Given instruction – Work through the entries below and report how many lines include "this". The number alone is the answer.

====== Material provided

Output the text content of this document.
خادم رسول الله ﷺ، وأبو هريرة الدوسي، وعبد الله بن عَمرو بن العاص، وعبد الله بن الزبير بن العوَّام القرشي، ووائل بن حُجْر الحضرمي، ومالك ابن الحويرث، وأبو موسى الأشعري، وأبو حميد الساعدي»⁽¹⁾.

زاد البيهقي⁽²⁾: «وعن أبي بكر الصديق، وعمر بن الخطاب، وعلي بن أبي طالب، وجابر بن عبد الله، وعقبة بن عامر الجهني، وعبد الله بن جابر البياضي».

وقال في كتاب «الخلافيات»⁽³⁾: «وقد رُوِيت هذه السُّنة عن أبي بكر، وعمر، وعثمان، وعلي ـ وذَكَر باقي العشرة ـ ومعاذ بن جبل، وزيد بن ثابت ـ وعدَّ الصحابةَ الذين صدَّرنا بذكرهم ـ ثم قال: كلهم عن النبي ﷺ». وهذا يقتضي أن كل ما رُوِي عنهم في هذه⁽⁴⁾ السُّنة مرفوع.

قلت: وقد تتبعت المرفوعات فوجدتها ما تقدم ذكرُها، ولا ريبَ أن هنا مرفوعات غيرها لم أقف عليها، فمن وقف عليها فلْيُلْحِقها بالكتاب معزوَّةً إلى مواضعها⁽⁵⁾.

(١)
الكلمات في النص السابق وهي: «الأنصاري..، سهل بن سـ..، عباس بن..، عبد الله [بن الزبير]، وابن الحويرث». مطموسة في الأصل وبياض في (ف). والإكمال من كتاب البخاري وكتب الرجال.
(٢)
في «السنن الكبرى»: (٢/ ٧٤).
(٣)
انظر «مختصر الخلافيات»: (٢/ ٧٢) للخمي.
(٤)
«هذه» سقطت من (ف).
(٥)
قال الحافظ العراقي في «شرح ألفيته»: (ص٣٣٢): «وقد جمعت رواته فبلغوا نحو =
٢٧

============
====== Material provided

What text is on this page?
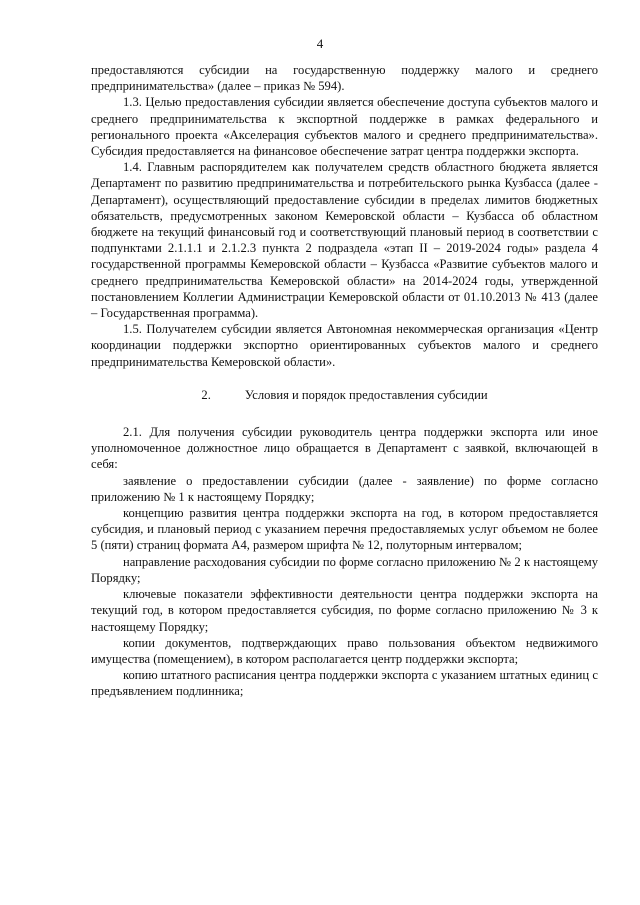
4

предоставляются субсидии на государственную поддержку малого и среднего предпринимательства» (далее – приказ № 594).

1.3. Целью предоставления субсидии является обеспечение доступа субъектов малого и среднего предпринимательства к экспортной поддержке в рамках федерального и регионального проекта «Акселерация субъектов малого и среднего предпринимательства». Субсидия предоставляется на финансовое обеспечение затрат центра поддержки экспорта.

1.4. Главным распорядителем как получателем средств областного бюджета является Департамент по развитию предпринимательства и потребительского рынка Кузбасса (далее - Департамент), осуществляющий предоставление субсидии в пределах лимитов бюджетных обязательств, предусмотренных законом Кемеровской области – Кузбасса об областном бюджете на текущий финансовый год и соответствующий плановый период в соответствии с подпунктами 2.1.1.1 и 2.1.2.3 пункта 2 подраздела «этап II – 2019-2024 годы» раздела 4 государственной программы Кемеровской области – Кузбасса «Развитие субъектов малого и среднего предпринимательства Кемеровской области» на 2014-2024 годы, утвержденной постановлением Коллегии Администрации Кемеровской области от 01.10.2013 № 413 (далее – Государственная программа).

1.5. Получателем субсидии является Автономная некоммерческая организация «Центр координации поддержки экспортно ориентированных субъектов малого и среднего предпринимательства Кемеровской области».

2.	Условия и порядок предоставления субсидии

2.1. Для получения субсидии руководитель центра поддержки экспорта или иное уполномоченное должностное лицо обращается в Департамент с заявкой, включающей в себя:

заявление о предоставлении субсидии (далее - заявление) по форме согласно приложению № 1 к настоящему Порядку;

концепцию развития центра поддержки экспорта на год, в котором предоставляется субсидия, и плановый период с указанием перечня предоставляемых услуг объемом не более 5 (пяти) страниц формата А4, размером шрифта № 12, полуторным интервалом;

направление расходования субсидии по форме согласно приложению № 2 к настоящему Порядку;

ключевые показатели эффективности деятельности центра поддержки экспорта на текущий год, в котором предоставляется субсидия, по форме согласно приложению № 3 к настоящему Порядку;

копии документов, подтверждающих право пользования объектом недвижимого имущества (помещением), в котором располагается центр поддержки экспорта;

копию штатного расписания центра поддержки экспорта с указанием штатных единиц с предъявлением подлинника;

============
====== Material provided

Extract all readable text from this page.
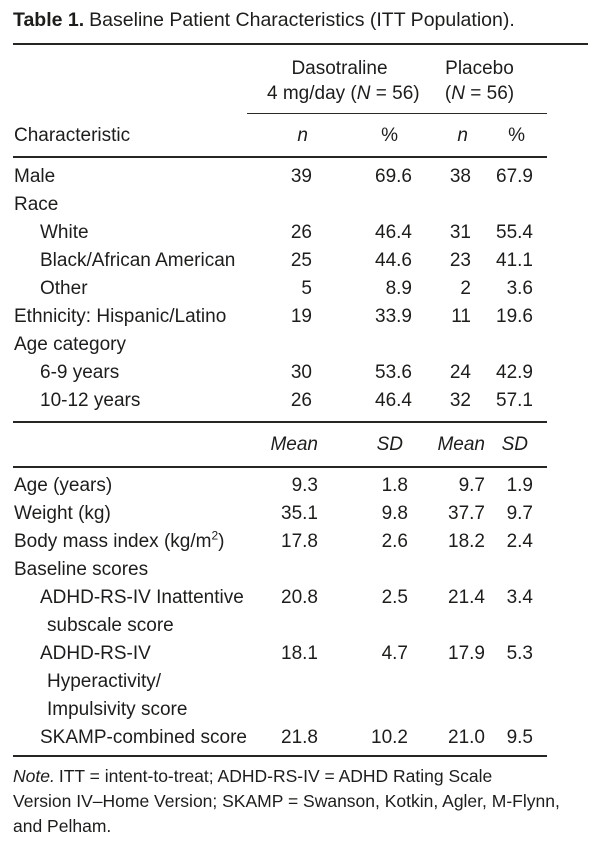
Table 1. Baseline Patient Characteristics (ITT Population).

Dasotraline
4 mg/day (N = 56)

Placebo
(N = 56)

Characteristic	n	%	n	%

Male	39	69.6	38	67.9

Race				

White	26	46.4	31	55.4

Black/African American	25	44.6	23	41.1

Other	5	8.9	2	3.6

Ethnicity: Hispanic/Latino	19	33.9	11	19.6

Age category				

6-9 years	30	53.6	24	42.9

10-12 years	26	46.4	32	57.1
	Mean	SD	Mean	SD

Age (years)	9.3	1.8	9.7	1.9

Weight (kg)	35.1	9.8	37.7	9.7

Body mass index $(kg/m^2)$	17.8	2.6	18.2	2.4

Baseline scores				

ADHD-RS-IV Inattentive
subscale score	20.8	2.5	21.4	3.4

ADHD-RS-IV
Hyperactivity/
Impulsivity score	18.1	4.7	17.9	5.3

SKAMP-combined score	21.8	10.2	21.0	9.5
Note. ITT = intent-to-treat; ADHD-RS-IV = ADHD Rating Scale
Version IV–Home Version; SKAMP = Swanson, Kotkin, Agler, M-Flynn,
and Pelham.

============

Reply to the exercise – 3